# Written instruction
Leave out the pictures and print precisely the lines from the line with "What text is on this page?" to the final line of the entries, both ends included.

# Record extracts
**********

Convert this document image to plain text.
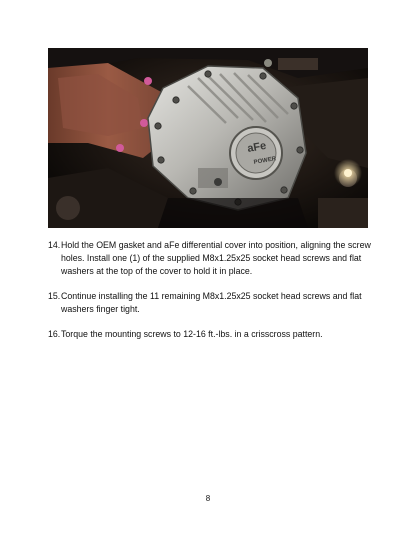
aFe
POWER
14. Hold the OEM gasket and aFe differential cover into position, aligning the screw holes. Install one (1) of the supplied M8x1.25x25 socket head screws and flat washers at the top of the cover to hold it in place.
15. Continue installing the 11 remaining M8x1.25x25 socket head screws and flat washers finger tight.
16. Torque the mounting screws to 12-16 ft.-lbs. in a crisscross pattern.
8
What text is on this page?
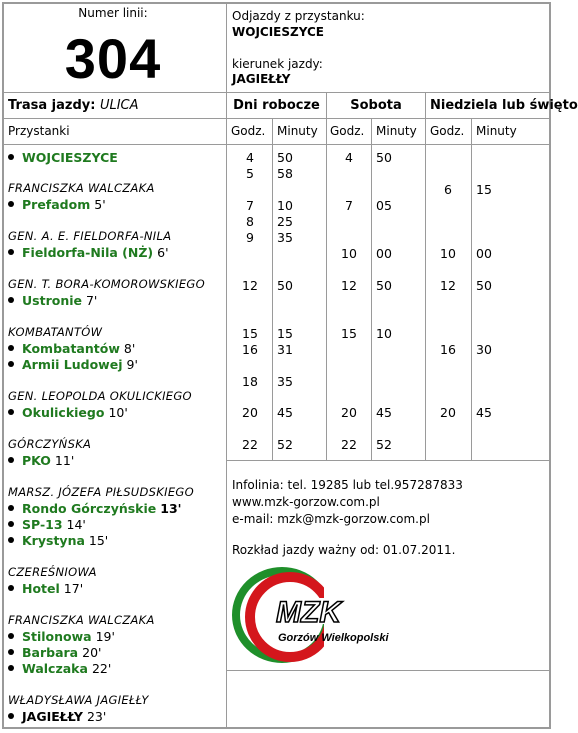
Numer linii:
304
Odjazdy z przystanku:
WOJCIESZYCE
kierunek jazdy:
JAGIEŁŁY
Trasa jazdy: ULICA
Przystanki
Dni robocze	Sobota	Niedziela lub święto
Godz. Minuty Godz. Minuty Godz. Minuty
WOJCIESZYCE
FRANCISZKA WALCZAKA
Prefadom 5'
GEN. A. E. FIELDORFA-NILA
Fieldorfa-Nila (NŻ) 6'
GEN. T. BORA-KOMOROWSKIEGO
Ustronie 7'
KOMBATANTÓW
Kombatantów 8'
Armii Ludowej 9'
GEN. LEOPOLDA OKULICKIEGO
Okulickiego 10'
GÓRCZYŃSKA
PKO 11'
MARSZ. JÓZEFA PIŁSUDSKIEGO
Rondo Górczyńskie 13'
SP-13 14'
Krystyna 15'
CZEREŚNIOWA
Hotel 17'
FRANCISZKA WALCZAKA
Stilonowa 19'
Barbara 20'
Walczaka 22'
WŁADYSŁAWA JAGIEŁŁY
JAGIEŁŁY 23'
4 50
5 58
7 10
8 25
9 35
12 50
15 15
16 31
18 35
20 45
22 52
4 50
7 05
10 00
12 50
15 10
20 45
22 52
6 15
10 00
12 50
16 30
20 45
Infolinia: tel. 19285 lub tel.957287833
www.mzk-gorzow.com.pl
e-mail: mzk@mzk-gorzow.com.pl
Rozkład jazdy ważny od: 01.07.2011.
MZK
Gorzów Wielkopolski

**********

# Written answer
What text is on this page?
Numer linii:
304
Odjazdy z przystanku:
WOJCIESZYCE
kierunek jazdy:
JAGIEŁŁY
Trasa jazdy: ULICA
Przystanki
Dni robocze	Sobota	Niedziela lub święto
Godz. Minuty Godz. Minuty Godz. Minuty
WOJCIESZYCE
FRANCISZKA WALCZAKA
Prefadom 5'
GEN. A. E. FIELDORFA-NILA
Fieldorfa-Nila (NŻ) 6'
GEN. T. BORA-KOMOROWSKIEGO
Ustronie 7'
KOMBATANTÓW
Kombatantów 8'
Armii Ludowej 9'
GEN. LEOPOLDA OKULICKIEGO
Okulickiego 10'
GÓRCZYŃSKA
PKO 11'
MARSZ. JÓZEFA PIŁSUDSKIEGO
Rondo Górczyńskie 13'
SP-13 14'
Krystyna 15'
CZEREŚNIOWA
Hotel 17'
FRANCISZKA WALCZAKA
Stilonowa 19'
Barbara 20'
Walczaka 22'
WŁADYSŁAWA JAGIEŁŁY
JAGIEŁŁY 23'
4 50
5 58
7 10
8 25
9 35
12 50
15 15
16 31
18 35
20 45
22 52
4 50
7 05
10 00
12 50
15 10
20 45
22 52
6 15
10 00
12 50
16 30
20 45
Infolinia: tel. 19285 lub tel.957287833
www.mzk-gorzow.com.pl
e-mail: mzk@mzk-gorzow.com.pl
Rozkład jazdy ważny od: 01.07.2011.
MZK
Gorzów Wielkopolski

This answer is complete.